§ **TASKS TO PERFORM**
A. In the blog post on level limits below, rewrite the paragraph beginning "If you want to use this system but don't want to use level limits" as a short list that keeps its main facts.
B. From the blog post on level limits below, copy out word for word the stretch from "December 16, 2011" through "with their costs.".

§ **PAGE EXCERPT**
'''
December 16, 2011

A second look at Table 4: Level Limit

Level limits!  Everyone's favorite topic. Let's skip the part where I wax poetic about humanity's potential for greatness vs. other species.  B/X has level limits, so my system for creating customized B/X classes includes a table with their costs.

If you want to use this system but don't want to use level limits, you can!  Just throw this table out, increase the cost of infravision to 25%, and increase the dwarf Stone Sense ability to 20% (those seem a tad high, but not by much).  Fair enough?  

If you do want to incorporate level limits into your custom classes, here is what I came up with.

Table 4: Level Limit
(Humans pay 0% for no cap)
8 - +0%
9 - +5%
10 - +10%
11 - +15%
12 - +20%

This table bothered me for the longest time.  It just seemed so unfair that the humans were paying 0% while the dwarves, elves, and halflings were paying a fee for level caps.  It didn't make any sense... until about an hour ago when the answer hit me like a ton of bricks.

Level limits are the price you pay for access to Table 10: Beyond Human Abilities.

The cost is based upon the level where you cap.  If your class caps at level 8, then access to Table 10 costs you nothing.  Otherwise, access to the abilities in Table 10 costs (max level-8)*5%.
'''
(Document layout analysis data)
'''
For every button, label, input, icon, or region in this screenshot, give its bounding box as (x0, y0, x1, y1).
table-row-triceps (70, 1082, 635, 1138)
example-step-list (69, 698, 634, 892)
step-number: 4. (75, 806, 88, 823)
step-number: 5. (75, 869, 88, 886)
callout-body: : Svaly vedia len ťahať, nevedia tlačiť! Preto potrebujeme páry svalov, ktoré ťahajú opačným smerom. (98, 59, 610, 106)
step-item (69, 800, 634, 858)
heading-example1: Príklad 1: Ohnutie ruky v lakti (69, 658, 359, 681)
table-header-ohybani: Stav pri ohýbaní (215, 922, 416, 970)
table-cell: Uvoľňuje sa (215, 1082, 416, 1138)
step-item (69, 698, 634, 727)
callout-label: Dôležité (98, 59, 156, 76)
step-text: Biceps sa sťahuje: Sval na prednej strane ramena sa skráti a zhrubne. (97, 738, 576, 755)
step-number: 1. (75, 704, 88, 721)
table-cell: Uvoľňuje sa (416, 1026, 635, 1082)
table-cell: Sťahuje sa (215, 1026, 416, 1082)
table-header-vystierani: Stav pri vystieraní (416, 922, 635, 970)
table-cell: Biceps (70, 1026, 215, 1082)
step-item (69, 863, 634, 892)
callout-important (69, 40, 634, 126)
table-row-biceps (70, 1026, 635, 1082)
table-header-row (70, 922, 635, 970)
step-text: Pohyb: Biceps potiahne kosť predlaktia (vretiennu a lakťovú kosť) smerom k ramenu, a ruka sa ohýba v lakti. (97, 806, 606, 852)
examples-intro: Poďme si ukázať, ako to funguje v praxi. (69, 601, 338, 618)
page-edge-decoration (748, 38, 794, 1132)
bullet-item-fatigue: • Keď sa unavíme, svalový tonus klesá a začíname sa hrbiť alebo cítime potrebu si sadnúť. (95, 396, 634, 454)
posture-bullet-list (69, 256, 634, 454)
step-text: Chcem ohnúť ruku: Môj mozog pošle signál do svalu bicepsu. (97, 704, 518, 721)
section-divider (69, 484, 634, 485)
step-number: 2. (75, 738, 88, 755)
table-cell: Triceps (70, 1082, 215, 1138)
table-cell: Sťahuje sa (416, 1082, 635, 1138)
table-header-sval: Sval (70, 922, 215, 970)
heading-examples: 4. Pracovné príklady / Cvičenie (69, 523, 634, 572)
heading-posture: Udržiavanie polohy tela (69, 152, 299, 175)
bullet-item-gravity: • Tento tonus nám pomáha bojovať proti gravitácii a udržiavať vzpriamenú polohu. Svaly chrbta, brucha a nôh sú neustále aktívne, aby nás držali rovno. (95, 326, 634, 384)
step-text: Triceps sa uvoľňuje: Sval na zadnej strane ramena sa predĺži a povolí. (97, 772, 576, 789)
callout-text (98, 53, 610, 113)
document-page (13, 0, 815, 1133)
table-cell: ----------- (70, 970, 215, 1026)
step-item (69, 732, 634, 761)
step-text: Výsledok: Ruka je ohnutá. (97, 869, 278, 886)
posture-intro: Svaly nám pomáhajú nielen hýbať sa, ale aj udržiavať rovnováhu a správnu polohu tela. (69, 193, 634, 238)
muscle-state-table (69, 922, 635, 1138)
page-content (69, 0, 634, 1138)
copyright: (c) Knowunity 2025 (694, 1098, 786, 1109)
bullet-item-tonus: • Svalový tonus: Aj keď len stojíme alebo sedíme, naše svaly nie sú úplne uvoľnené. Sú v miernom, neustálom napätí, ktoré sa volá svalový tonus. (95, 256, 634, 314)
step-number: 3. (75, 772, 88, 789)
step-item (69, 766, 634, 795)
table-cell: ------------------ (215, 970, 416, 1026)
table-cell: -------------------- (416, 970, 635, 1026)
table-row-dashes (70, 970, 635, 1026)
'''
§ **EXERCISE ANSWERS**
A.
- The system can be used without level limits.
- Throw out the level limit table.
- Raise the cost of infravision to 25%.
- Raise the dwarf Stone Sense ability to 20%.
- These costs seem a little high, but not by much.

B.
December 16, 2011

A second look at Table 4: Level Limit

Level limits!  Everyone's favorite topic. Let's skip the part where I wax poetic about humanity's potential for greatness vs. other species.  B/X has level limits, so my system for creating customized B/X classes includes a table with their costs.